INSTRUCTIONS TO FOLLOW:
Scan the lines below for the string "两个菱形" and copy every one that has it.

RECORDS SHOWN:

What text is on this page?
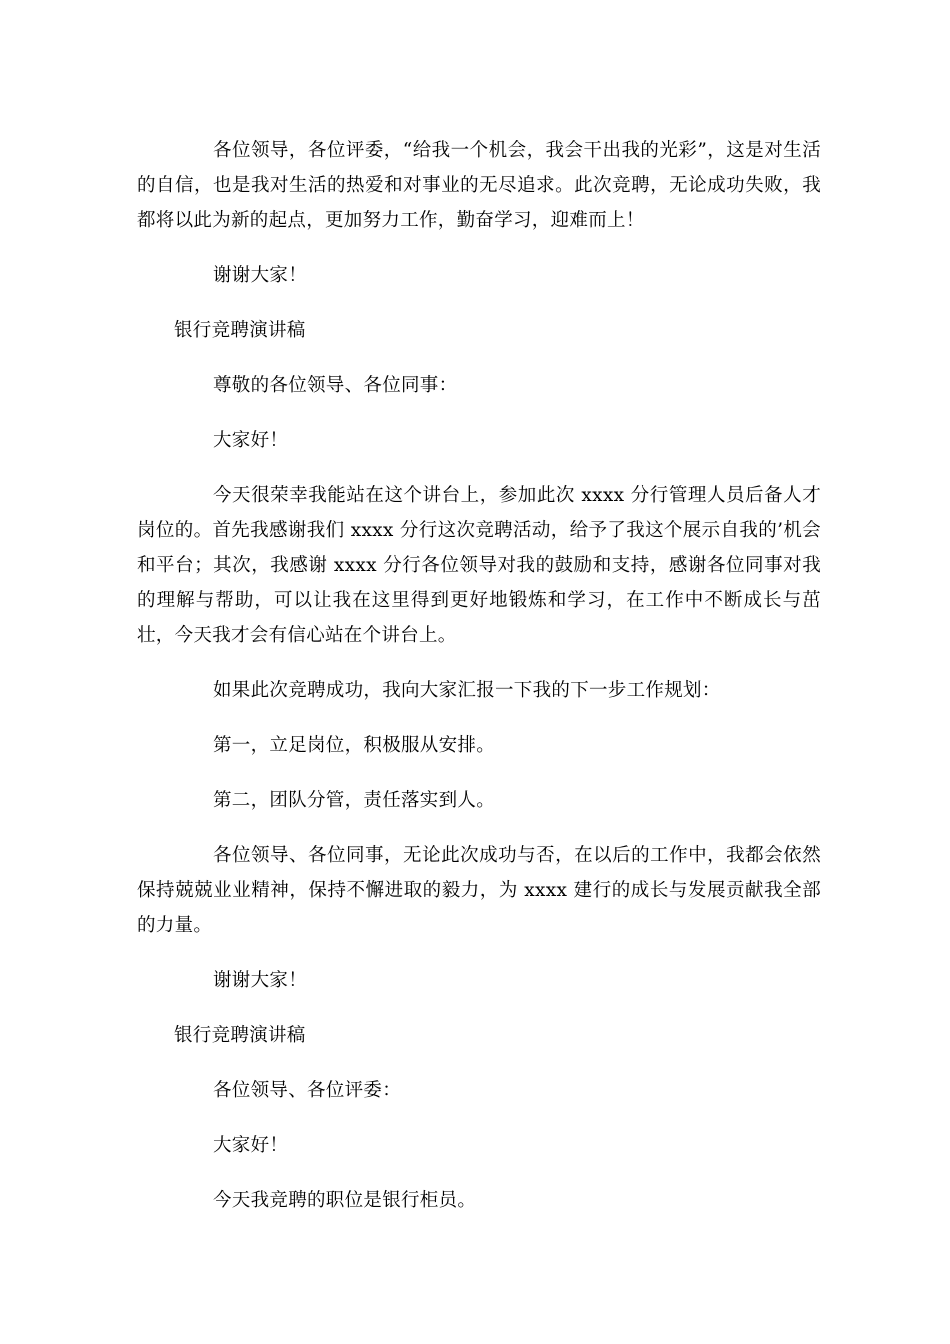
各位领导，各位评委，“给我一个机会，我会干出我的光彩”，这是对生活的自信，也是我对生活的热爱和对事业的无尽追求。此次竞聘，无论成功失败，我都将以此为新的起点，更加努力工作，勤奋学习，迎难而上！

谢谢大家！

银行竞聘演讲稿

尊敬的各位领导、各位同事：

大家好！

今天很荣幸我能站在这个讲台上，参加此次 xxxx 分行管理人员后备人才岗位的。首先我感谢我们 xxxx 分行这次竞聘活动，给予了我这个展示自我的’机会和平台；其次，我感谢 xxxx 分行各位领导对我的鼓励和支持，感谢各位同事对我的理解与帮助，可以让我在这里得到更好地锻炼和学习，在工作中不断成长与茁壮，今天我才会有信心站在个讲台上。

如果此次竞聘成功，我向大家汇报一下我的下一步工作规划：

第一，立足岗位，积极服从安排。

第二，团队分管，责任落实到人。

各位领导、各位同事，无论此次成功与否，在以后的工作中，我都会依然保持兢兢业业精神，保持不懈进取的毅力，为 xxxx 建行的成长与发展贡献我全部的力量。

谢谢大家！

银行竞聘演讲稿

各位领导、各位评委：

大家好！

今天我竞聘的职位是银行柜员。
---
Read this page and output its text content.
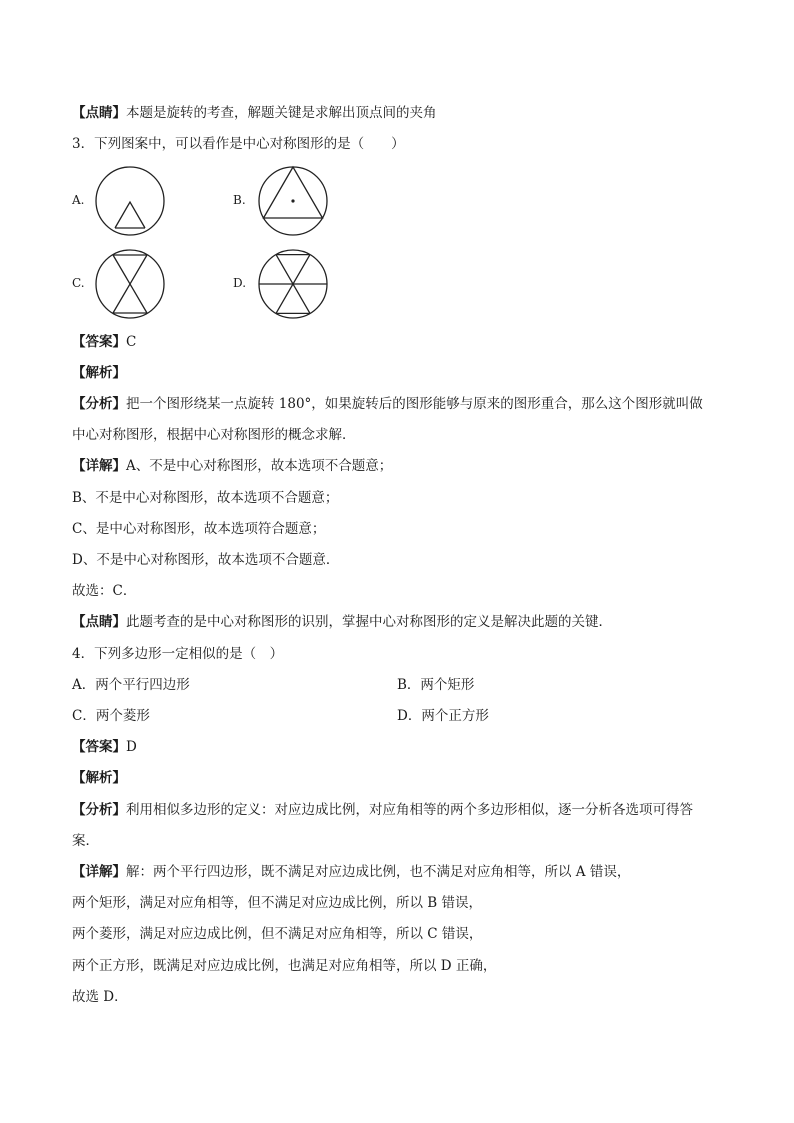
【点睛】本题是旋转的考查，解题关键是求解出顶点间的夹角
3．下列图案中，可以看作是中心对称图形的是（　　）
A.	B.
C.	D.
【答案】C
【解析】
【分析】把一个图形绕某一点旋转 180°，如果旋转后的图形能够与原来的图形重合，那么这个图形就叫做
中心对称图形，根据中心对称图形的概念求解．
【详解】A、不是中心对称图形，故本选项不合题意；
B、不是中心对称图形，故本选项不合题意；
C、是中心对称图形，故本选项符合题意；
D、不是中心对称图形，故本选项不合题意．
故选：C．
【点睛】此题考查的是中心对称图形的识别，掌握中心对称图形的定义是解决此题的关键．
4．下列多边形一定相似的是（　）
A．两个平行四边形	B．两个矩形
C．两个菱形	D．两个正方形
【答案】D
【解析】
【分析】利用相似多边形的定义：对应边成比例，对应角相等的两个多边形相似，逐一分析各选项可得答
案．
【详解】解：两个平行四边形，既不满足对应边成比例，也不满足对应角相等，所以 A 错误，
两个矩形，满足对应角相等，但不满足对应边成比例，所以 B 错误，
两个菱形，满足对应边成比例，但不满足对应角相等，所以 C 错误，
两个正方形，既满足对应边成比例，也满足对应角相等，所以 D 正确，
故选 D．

TASK SOLUTION:
C．两个菱形	D．两个正方形
两个菱形，满足对应边成比例，但不满足对应角相等，所以 C 错误，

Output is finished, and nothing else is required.